=== Your goal ===
Which lines hold the word "Российской"? Copy each of them.
##### Given records
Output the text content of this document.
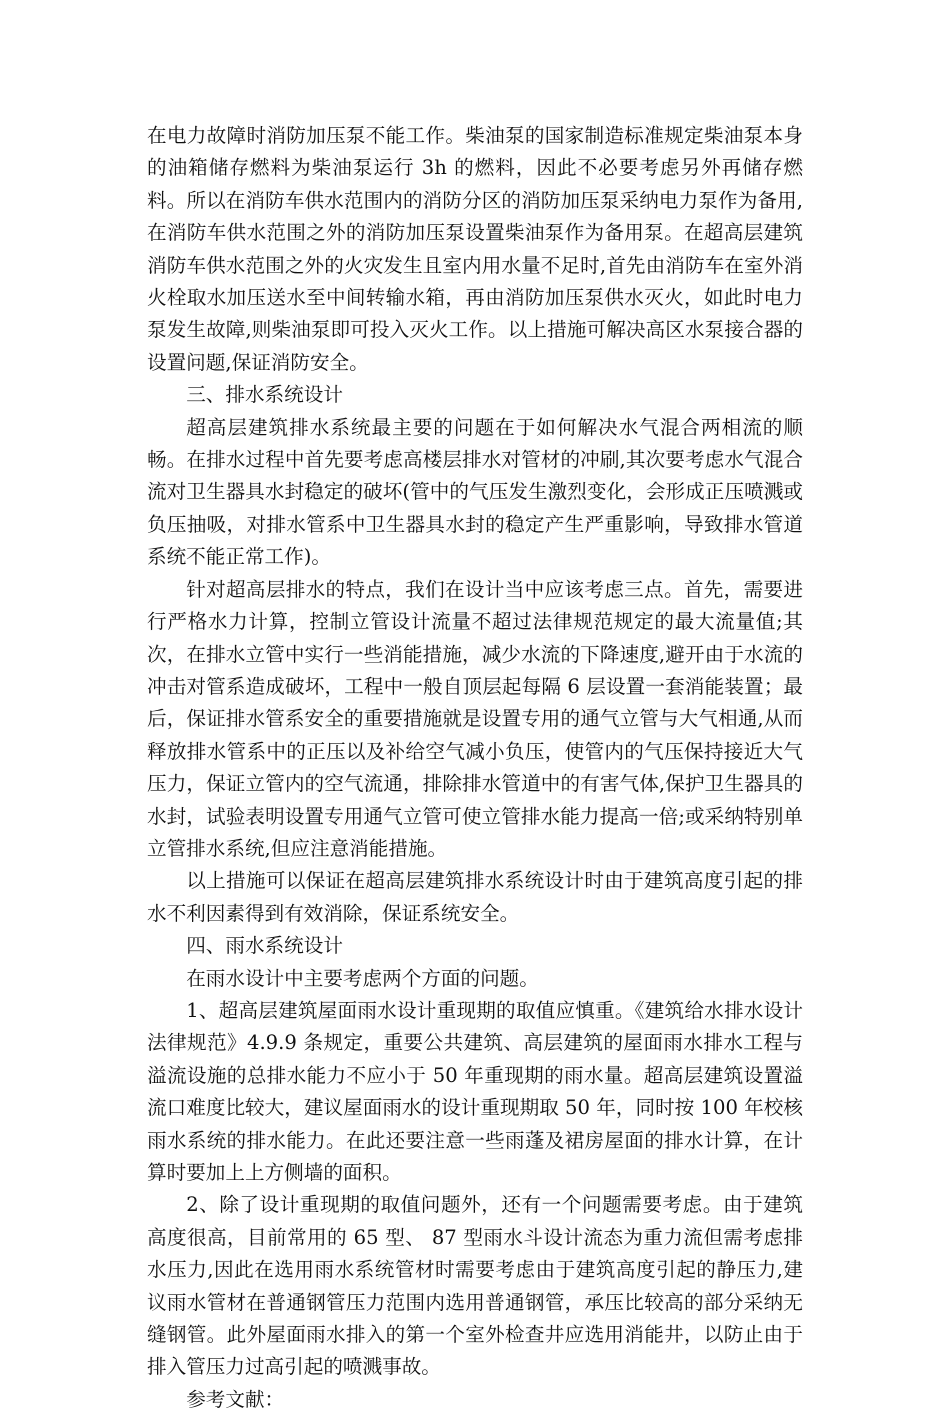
在电力故障时消防加压泵不能工作。柴油泵的国家制造标准规定柴油泵本身的油箱储存燃料为柴油泵运行 3h 的燃料，因此不必要考虑另外再储存燃料。所以在消防车供水范围内的消防分区的消防加压泵采纳电力泵作为备用,在消防车供水范围之外的消防加压泵设置柴油泵作为备用泵。在超高层建筑消防车供水范围之外的火灾发生且室内用水量不足时,首先由消防车在室外消火栓取水加压送水至中间转输水箱，再由消防加压泵供水灭火，如此时电力泵发生故障,则柴油泵即可投入灭火工作。以上措施可解决高区水泵接合器的设置问题,保证消防安全。

三、排水系统设计

超高层建筑排水系统最主要的问题在于如何解决水气混合两相流的顺畅。在排水过程中首先要考虑高楼层排水对管材的冲刷,其次要考虑水气混合流对卫生器具水封稳定的破坏(管中的气压发生激烈变化，会形成正压喷溅或负压抽吸，对排水管系中卫生器具水封的稳定产生严重影响，导致排水管道系统不能正常工作)。

针对超高层排水的特点，我们在设计当中应该考虑三点。首先，需要进行严格水力计算，控制立管设计流量不超过法律规范规定的最大流量值;其次，在排水立管中实行一些消能措施，减少水流的下降速度,避开由于水流的冲击对管系造成破坏，工程中一般自顶层起每隔 6 层设置一套消能装置；最后，保证排水管系安全的重要措施就是设置专用的通气立管与大气相通,从而释放排水管系中的正压以及补给空气减小负压，使管内的气压保持接近大气压力，保证立管内的空气流通，排除排水管道中的有害气体,保护卫生器具的水封，试验表明设置专用通气立管可使立管排水能力提高一倍;或采纳特别单立管排水系统,但应注意消能措施。

以上措施可以保证在超高层建筑排水系统设计时由于建筑高度引起的排水不利因素得到有效消除，保证系统安全。

四、雨水系统设计

在雨水设计中主要考虑两个方面的问题。

1、超高层建筑屋面雨水设计重现期的取值应慎重。《建筑给水排水设计法律规范》4.9.9 条规定，重要公共建筑、高层建筑的屋面雨水排水工程与溢流设施的总排水能力不应小于 50 年重现期的雨水量。超高层建筑设置溢流口难度比较大，建议屋面雨水的设计重现期取 50 年，同时按 100 年校核雨水系统的排水能力。在此还要注意一些雨蓬及裙房屋面的排水计算，在计算时要加上上方侧墙的面积。

2、除了设计重现期的取值问题外，还有一个问题需要考虑。由于建筑高度很高，目前常用的 65 型、 87 型雨水斗设计流态为重力流但需考虑排水压力,因此在选用雨水系统管材时需要考虑由于建筑高度引起的静压力,建议雨水管材在普通钢管压力范围内选用普通钢管，承压比较高的部分采纳无缝钢管。此外屋面雨水排入的第一个室外检查井应选用消能井，以防止由于排入管压力过高引起的喷溅事故。

参考文献：
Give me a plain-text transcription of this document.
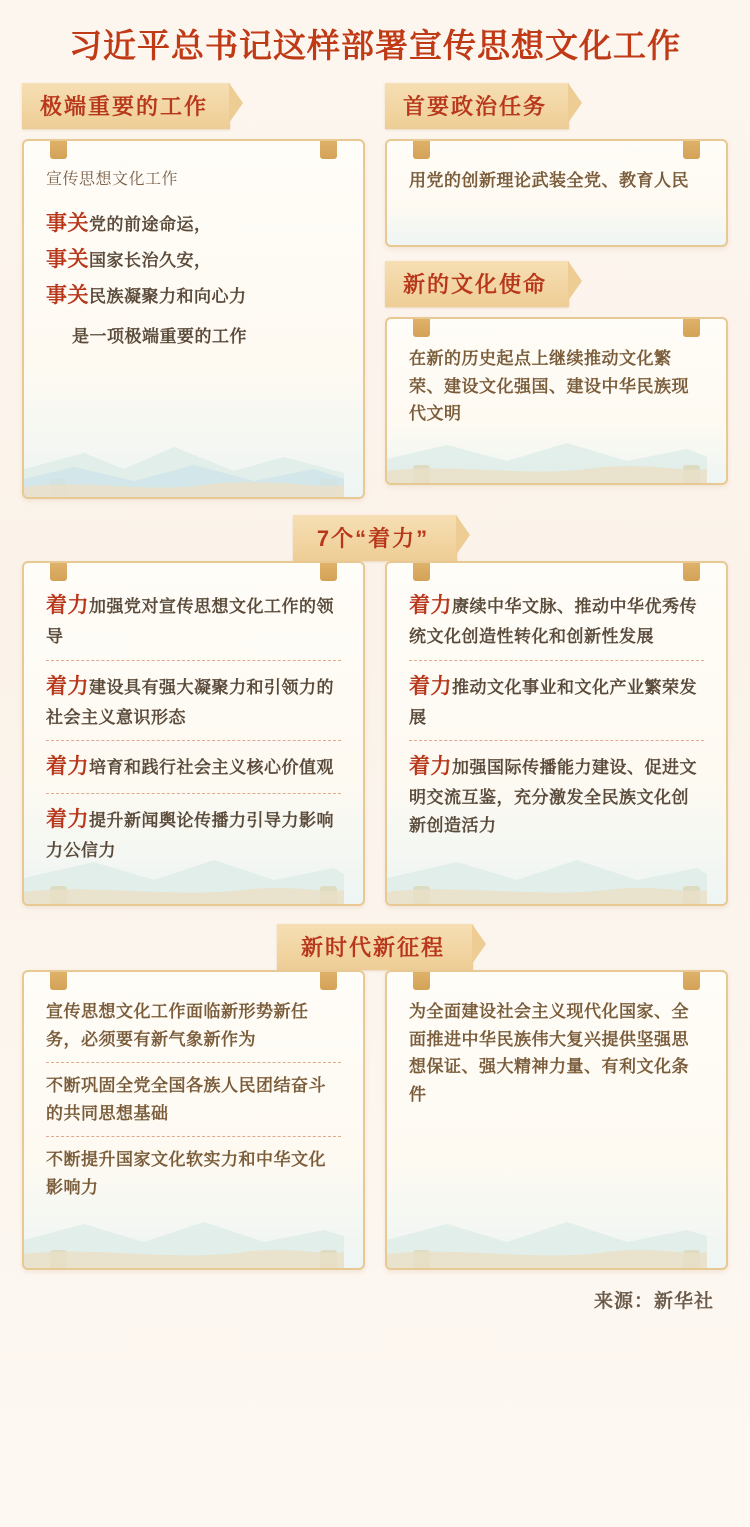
习近平总书记这样部署宣传思想文化工作
极端重要的工作
宣传思想文化工作
事关党的前途命运，
事关国家长治久安，
事关民族凝聚力和向心力
是一项极端重要的工作
首要政治任务
用党的创新理论武装全党、教育人民
新的文化使命
在新的历史起点上继续推动文化繁荣、建设文化强国、建设中华民族现代文明
7个“着力”
着力加强党对宣传思想文化工作的领导
着力建设具有强大凝聚力和引领力的社会主义意识形态
着力培育和践行社会主义核心价值观
着力提升新闻舆论传播力引导力影响力公信力
着力赓续中华文脉、推动中华优秀传统文化创造性转化和创新性发展
着力推动文化事业和文化产业繁荣发展
着力加强国际传播能力建设、促进文明交流互鉴，充分激发全民族文化创新创造活力
新时代新征程
宣传思想文化工作面临新形势新任务，必须要有新气象新作为
不断巩固全党全国各族人民团结奋斗的共同思想基础
不断提升国家文化软实力和中华文化影响力
为全面建设社会主义现代化国家、全面推进中华民族伟大复兴提供坚强思想保证、强大精神力量、有利文化条件
来源：新华社
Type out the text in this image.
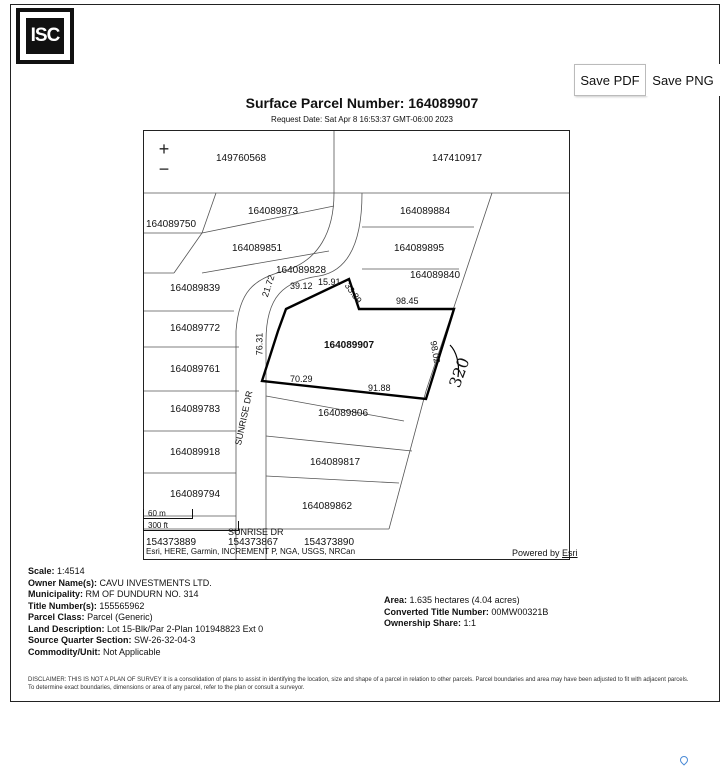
ISC
Save PDF Save PNG
Surface Parcel Number: 164089907
Request Date: Sat Apr 8 16:53:37 GMT-06:00 2023
+
−
149760568	147410917
164089750
164089873	164089884
164089851	164089895
164089828	164089840
164089839
164089772
164089907
164089761
164089783	164089806
164089918
164089817
164089794
164089862
154373889	154373867	154373890
21.72 39.12 15.91 33.89	98.45
76.31	98.02
70.29
91.88
SUNRISE DR
SUNRISE DR
320
60 m
300 ft
Esri, HERE, Garmin, INCREMENT P, NGA, USGS, NRCan	Powered by Esri
Scale: 1:4514
Owner Name(s): CAVU INVESTMENTS LTD.
Municipality: RM OF DUNDURN NO. 314
Title Number(s): 155565962
Parcel Class: Parcel (Generic)
Land Description: Lot 15-Blk/Par 2-Plan 101948823 Ext 0
Source Quarter Section: SW-26-32-04-3
Commodity/Unit: Not Applicable
Area: 1.635 hectares (4.04 acres)
Converted Title Number: 00MW00321B
Ownership Share: 1:1
DISCLAIMER: THIS IS NOT A PLAN OF SURVEY It is a consolidation of plans to assist in identifying the location, size and shape of a parcel in relation to other parcels. Parcel boundaries and area may have been adjusted to fit with adjacent parcels.
To determine exact boundaries, dimensions or area of any parcel, refer to the plan or consult a surveyor.
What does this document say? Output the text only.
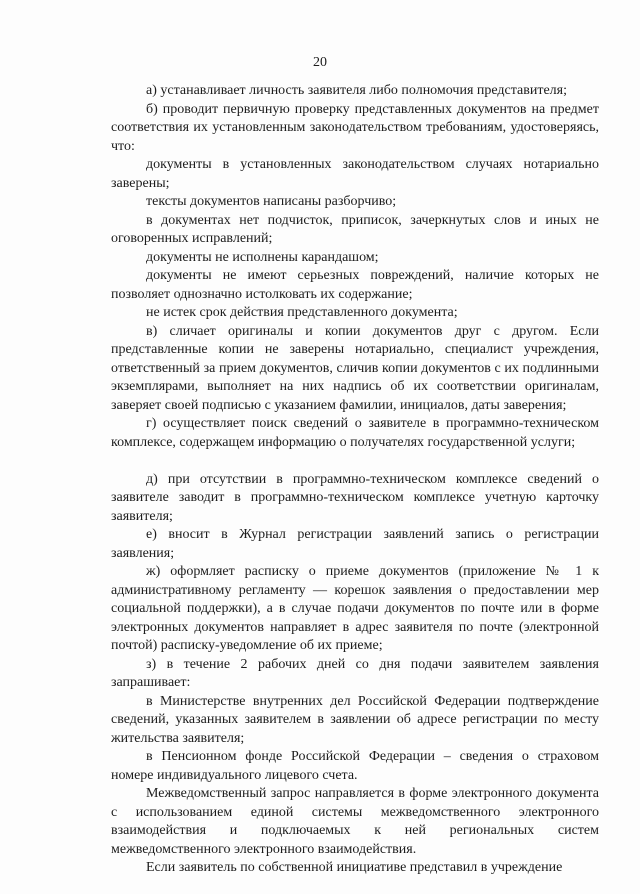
20

а) устанавливает личность заявителя либо полномочия представителя;

б) проводит первичную проверку представленных документов на предмет соответствия их установленным законодательством требованиям, удостоверяясь, что:

документы в установленных законодательством случаях нотариально заверены;

тексты документов написаны разборчиво;

в документах нет подчисток, приписок, зачеркнутых слов и иных не оговоренных исправлений;

документы не исполнены карандашом;

документы не имеют серьезных повреждений, наличие которых не позволяет однозначно истолковать их содержание;

не истек срок действия представленного документа;

в) сличает оригиналы и копии документов друг с другом. Если представленные копии не заверены нотариально, специалист учреждения, ответственный за прием документов, сличив копии документов с их подлинными экземплярами, выполняет на них надпись об их соответствии оригиналам, заверяет своей подписью с указанием фамилии, инициалов, даты заверения;

г) осуществляет поиск сведений о заявителе в программно-техническом комплексе, содержащем информацию о получателях государственной услуги;

д) при отсутствии в программно-техническом комплексе сведений о заявителе заводит в программно-техническом комплексе учетную карточку заявителя;

е) вносит в Журнал регистрации заявлений запись о регистрации заявления;

ж) оформляет расписку о приеме документов (приложение № 1 к административному регламенту — корешок заявления о предоставлении мер социальной поддержки), а в случае подачи документов по почте или в форме электронных документов направляет в адрес заявителя по почте (электронной почтой) расписку-уведомление об их приеме;

з) в течение 2 рабочих дней со дня подачи заявителем заявления запрашивает:

в Министерстве внутренних дел Российской Федерации подтверждение сведений, указанных заявителем в заявлении об адресе регистрации по месту жительства заявителя;

в Пенсионном фонде Российской Федерации – сведения о страховом номере индивидуального лицевого счета.

Межведомственный запрос направляется в форме электронного документа с использованием единой системы межведомственного электронного взаимодействия и подключаемых к ней региональных систем межведомственного электронного взаимодействия.

Если заявитель по собственной инициативе представил в учреждение
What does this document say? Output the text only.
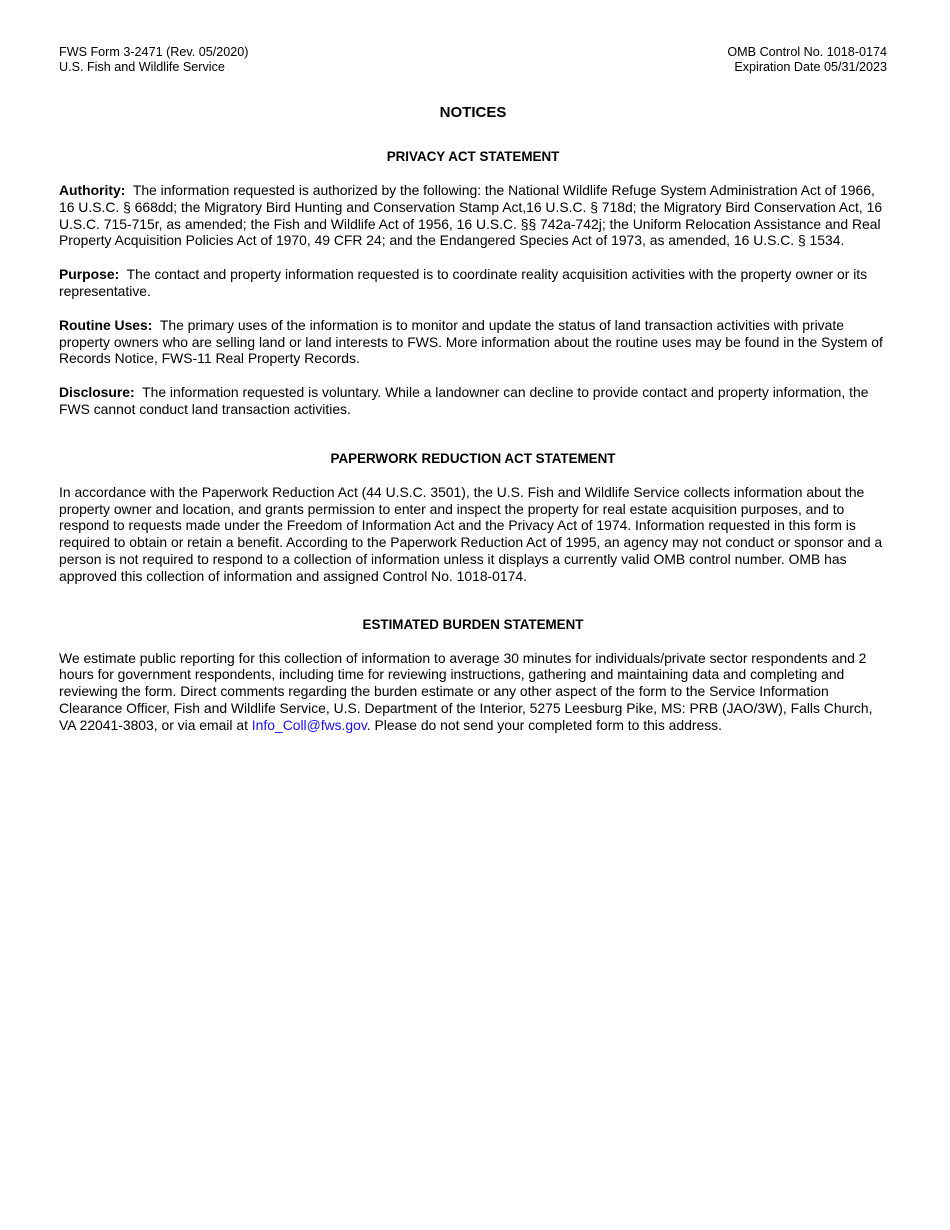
FWS Form 3-2471 (Rev. 05/2020)
U.S. Fish and Wildlife Service
OMB Control No. 1018-0174
Expiration Date 05/31/2023
NOTICES
PRIVACY ACT STATEMENT

Authority: The information requested is authorized by the following: the National Wildlife Refuge System Administration Act of 1966, 16 U.S.C. § 668dd; the Migratory Bird Hunting and Conservation Stamp Act,16 U.S.C. § 718d; the Migratory Bird Conservation Act, 16 U.S.C. 715-715r, as amended; the Fish and Wildlife Act of 1956, 16 U.S.C. §§ 742a-742j; the Uniform Relocation Assistance and Real Property Acquisition Policies Act of 1970, 49 CFR 24; and the Endangered Species Act of 1973, as amended, 16 U.S.C. § 1534.

Purpose: The contact and property information requested is to coordinate reality acquisition activities with the property owner or its representative.

Routine Uses: The primary uses of the information is to monitor and update the status of land transaction activities with private property owners who are selling land or land interests to FWS. More information about the routine uses may be found in the System of Records Notice, FWS-11 Real Property Records.

Disclosure: The information requested is voluntary. While a landowner can decline to provide contact and property information, the FWS cannot conduct land transaction activities.

PAPERWORK REDUCTION ACT STATEMENT

In accordance with the Paperwork Reduction Act (44 U.S.C. 3501), the U.S. Fish and Wildlife Service collects information about the property owner and location, and grants permission to enter and inspect the property for real estate acquisition purposes, and to respond to requests made under the Freedom of Information Act and the Privacy Act of 1974. Information requested in this form is required to obtain or retain a benefit. According to the Paperwork Reduction Act of 1995, an agency may not conduct or sponsor and a person is not required to respond to a collection of information unless it displays a currently valid OMB control number. OMB has approved this collection of information and assigned Control No. 1018-0174.

ESTIMATED BURDEN STATEMENT

We estimate public reporting for this collection of information to average 30 minutes for individuals/private sector respondents and 2 hours for government respondents, including time for reviewing instructions, gathering and maintaining data and completing and reviewing the form. Direct comments regarding the burden estimate or any other aspect of the form to the Service Information Clearance Officer, Fish and Wildlife Service, U.S. Department of the Interior, 5275 Leesburg Pike, MS: PRB (JAO/3W), Falls Church, VA 22041-3803, or via email at Info_Coll@fws.gov. Please do not send your completed form to this address.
##########
=== Response ===
в Министерстве внутренних дел Российской Федерации подтверждение сведений, указанных заявителем в заявлении об адресе регистрации по месту жительства заявителя;
в Пенсионном фонде Российской Федерации – сведения о страховом номере индивидуального лицевого счета.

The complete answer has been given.